— Directions for this task —
Your task is to repeat the listing exactly.

[Extracted data entries]
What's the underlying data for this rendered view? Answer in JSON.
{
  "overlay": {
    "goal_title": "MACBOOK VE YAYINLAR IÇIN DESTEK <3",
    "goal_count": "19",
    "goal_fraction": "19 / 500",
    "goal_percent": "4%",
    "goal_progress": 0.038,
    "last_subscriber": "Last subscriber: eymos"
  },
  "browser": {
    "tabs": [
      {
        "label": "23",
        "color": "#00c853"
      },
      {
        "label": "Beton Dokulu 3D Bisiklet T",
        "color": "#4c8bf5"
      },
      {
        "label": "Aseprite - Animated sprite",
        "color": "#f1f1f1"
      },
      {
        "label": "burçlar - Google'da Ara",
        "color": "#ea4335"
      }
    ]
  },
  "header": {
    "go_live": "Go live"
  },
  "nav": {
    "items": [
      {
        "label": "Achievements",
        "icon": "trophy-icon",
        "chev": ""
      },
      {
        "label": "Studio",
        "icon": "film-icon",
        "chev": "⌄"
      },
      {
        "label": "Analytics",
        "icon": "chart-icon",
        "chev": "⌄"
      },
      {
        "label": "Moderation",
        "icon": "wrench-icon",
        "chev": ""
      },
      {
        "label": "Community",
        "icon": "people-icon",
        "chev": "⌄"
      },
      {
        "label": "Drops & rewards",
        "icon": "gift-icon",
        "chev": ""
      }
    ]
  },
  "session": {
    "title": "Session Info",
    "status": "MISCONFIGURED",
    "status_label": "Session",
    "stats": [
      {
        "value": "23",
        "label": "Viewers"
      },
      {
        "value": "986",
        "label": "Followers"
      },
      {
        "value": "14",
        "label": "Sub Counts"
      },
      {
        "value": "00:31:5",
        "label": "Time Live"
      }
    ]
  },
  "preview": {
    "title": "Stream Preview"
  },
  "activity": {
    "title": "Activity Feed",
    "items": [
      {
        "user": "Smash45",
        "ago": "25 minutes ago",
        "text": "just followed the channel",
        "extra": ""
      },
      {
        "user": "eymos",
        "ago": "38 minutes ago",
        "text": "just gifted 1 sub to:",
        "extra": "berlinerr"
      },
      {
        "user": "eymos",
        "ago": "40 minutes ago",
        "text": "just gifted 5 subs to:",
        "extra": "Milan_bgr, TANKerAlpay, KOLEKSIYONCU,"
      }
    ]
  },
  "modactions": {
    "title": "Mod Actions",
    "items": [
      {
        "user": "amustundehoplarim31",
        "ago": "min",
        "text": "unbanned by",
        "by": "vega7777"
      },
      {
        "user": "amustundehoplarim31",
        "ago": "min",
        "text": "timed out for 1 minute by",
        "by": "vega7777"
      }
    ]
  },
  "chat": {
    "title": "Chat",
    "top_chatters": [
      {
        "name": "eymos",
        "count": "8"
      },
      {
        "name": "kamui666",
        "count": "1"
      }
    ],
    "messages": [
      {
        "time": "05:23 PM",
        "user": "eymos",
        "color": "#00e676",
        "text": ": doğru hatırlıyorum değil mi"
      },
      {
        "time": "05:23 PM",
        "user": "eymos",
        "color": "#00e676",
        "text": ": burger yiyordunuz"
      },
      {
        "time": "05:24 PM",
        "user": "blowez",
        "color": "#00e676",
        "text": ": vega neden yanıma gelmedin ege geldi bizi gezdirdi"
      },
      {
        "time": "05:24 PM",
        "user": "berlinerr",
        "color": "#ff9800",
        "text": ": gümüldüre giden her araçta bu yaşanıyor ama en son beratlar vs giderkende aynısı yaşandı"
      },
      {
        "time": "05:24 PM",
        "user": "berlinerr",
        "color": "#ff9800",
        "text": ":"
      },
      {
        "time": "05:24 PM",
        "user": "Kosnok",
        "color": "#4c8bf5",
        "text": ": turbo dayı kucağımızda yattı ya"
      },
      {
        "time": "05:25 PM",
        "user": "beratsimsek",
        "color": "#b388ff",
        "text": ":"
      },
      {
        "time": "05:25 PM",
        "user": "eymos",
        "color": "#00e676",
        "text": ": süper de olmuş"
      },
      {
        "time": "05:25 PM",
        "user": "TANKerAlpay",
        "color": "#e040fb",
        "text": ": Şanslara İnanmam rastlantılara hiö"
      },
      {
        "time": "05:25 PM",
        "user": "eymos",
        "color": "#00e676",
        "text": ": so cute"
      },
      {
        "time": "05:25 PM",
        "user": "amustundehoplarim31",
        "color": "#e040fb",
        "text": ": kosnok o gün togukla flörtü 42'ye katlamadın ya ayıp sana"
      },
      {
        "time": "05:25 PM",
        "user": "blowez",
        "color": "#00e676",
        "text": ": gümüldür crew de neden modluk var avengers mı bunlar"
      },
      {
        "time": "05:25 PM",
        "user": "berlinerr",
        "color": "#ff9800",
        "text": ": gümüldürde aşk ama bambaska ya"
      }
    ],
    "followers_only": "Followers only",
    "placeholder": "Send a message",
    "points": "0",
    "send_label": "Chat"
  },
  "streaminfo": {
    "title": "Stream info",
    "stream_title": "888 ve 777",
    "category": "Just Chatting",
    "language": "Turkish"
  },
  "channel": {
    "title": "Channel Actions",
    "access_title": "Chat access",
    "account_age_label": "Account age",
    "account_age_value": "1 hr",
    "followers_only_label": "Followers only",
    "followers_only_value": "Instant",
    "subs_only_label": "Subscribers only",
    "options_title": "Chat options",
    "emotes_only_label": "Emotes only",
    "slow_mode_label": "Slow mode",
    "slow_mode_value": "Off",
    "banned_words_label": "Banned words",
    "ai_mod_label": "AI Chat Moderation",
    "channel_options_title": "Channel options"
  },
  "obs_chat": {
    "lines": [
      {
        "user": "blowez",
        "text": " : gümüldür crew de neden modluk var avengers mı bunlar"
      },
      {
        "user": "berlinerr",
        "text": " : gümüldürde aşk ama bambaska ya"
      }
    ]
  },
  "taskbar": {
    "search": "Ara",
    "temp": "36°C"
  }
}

— Response to the task —
What's the underlying data for this rendered view? Answer in JSON.
{
  "overlay": {
    "goal_title": "MACBOOK VE YAYINLAR IÇIN DESTEK <3",
    "goal_count": "19",
    "goal_fraction": "19 / 500",
    "goal_percent": "4%",
    "goal_progress": 0.038,
    "last_subscriber": "Last subscriber: eymos"
  },
  "browser": {
    "tabs": [
      {
        "label": "23",
        "color": "#00c853"
      },
      {
        "label": "Beton Dokulu 3D Bisiklet T",
        "color": "#4c8bf5"
      },
      {
        "label": "Aseprite - Animated sprite",
        "color": "#f1f1f1"
      },
      {
        "label": "burçlar - Google'da Ara",
        "color": "#ea4335"
      }
    ]
  },
  "header": {
    "go_live": "Go live"
  },
  "nav": {
    "items": [
      {
        "label": "Achievements",
        "icon": "trophy-icon",
        "chev": ""
      },
      {
        "label": "Studio",
        "icon": "film-icon",
        "chev": "⌄"
      },
      {
        "label": "Analytics",
        "icon": "chart-icon",
        "chev": "⌄"
      },
      {
        "label": "Moderation",
        "icon": "wrench-icon",
        "chev": ""
      },
      {
        "label": "Community",
        "icon": "people-icon",
        "chev": "⌄"
      },
      {
        "label": "Drops & rewards",
        "icon": "gift-icon",
        "chev": ""
      }
    ]
  },
  "session": {
    "title": "Session Info",
    "status": "MISCONFIGURED",
    "status_label": "Session",
    "stats": [
      {
        "value": "23",
        "label": "Viewers"
      },
      {
        "value": "986",
        "label": "Followers"
      },
      {
        "value": "14",
        "label": "Sub Counts"
      },
      {
        "value": "00:31:5",
        "label": "Time Live"
      }
    ]
  },
  "preview": {
    "title": "Stream Preview"
  },
  "activity": {
    "title": "Activity Feed",
    "items": [
      {
        "user": "Smash45",
        "ago": "25 minutes ago",
        "text": "just followed the channel",
        "extra": ""
      },
      {
        "user": "eymos",
        "ago": "38 minutes ago",
        "text": "just gifted 1 sub to:",
        "extra": "berlinerr"
      },
      {
        "user": "eymos",
        "ago": "40 minutes ago",
        "text": "just gifted 5 subs to:",
        "extra": "Milan_bgr, TANKerAlpay, KOLEKSIYONCU,"
      }
    ]
  },
  "modactions": {
    "title": "Mod Actions",
    "items": [
      {
        "user": "amustundehoplarim31",
        "ago": "min",
        "text": "unbanned by",
        "by": "vega7777"
      },
      {
        "user": "amustundehoplarim31",
        "ago": "min",
        "text": "timed out for 1 minute by",
        "by": "vega7777"
      }
    ]
  },
  "chat": {
    "title": "Chat",
    "top_chatters": [
      {
        "name": "eymos",
        "count": "8"
      },
      {
        "name": "kamui666",
        "count": "1"
      }
    ],
    "messages": [
      {
        "time": "05:23 PM",
        "user": "eymos",
        "color": "#00e676",
        "text": ": doğru hatırlıyorum değil mi"
      },
      {
        "time": "05:23 PM",
        "user": "eymos",
        "color": "#00e676",
        "text": ": burger yiyordunuz"
      },
      {
        "time": "05:24 PM",
        "user": "blowez",
        "color": "#00e676",
        "text": ": vega neden yanıma gelmedin ege geldi bizi gezdirdi"
      },
      {
        "time": "05:24 PM",
        "user": "berlinerr",
        "color": "#ff9800",
        "text": ": gümüldüre giden her araçta bu yaşanıyor ama en son beratlar vs giderkende aynısı yaşandı"
      },
      {
        "time": "05:24 PM",
        "user": "berlinerr",
        "color": "#ff9800",
        "text": ":"
      },
      {
        "time": "05:24 PM",
        "user": "Kosnok",
        "color": "#4c8bf5",
        "text": ": turbo dayı kucağımızda yattı ya"
      },
      {
        "time": "05:25 PM",
        "user": "beratsimsek",
        "color": "#b388ff",
        "text": ":"
      },
      {
        "time": "05:25 PM",
        "user": "eymos",
        "color": "#00e676",
        "text": ": süper de olmuş"
      },
      {
        "time": "05:25 PM",
        "user": "TANKerAlpay",
        "color": "#e040fb",
        "text": ": Şanslara İnanmam rastlantılara hiö"
      },
      {
        "time": "05:25 PM",
        "user": "eymos",
        "color": "#00e676",
        "text": ": so cute"
      },
      {
        "time": "05:25 PM",
        "user": "amustundehoplarim31",
        "color": "#e040fb",
        "text": ": kosnok o gün togukla flörtü 42'ye katlamadın ya ayıp sana"
      },
      {
        "time": "05:25 PM",
        "user": "blowez",
        "color": "#00e676",
        "text": ": gümüldür crew de neden modluk var avengers mı bunlar"
      },
      {
        "time": "05:25 PM",
        "user": "berlinerr",
        "color": "#ff9800",
        "text": ": gümüldürde aşk ama bambaska ya"
      }
    ],
    "followers_only": "Followers only",
    "placeholder": "Send a message",
    "points": "0",
    "send_label": "Chat"
  },
  "streaminfo": {
    "title": "Stream info",
    "stream_title": "888 ve 777",
    "category": "Just Chatting",
    "language": "Turkish"
  },
  "channel": {
    "title": "Channel Actions",
    "access_title": "Chat access",
    "account_age_label": "Account age",
    "account_age_value": "1 hr",
    "followers_only_label": "Followers only",
    "followers_only_value": "Instant",
    "subs_only_label": "Subscribers only",
    "options_title": "Chat options",
    "emotes_only_label": "Emotes only",
    "slow_mode_label": "Slow mode",
    "slow_mode_value": "Off",
    "banned_words_label": "Banned words",
    "ai_mod_label": "AI Chat Moderation",
    "channel_options_title": "Channel options"
  },
  "obs_chat": {
    "lines": [
      {
        "user": "blowez",
        "text": " : gümüldür crew de neden modluk var avengers mı bunlar"
      },
      {
        "user": "berlinerr",
        "text": " : gümüldürde aşk ama bambaska ya"
      }
    ]
  },
  "taskbar": {
    "search": "Ara",
    "temp": "36°C"
  }
}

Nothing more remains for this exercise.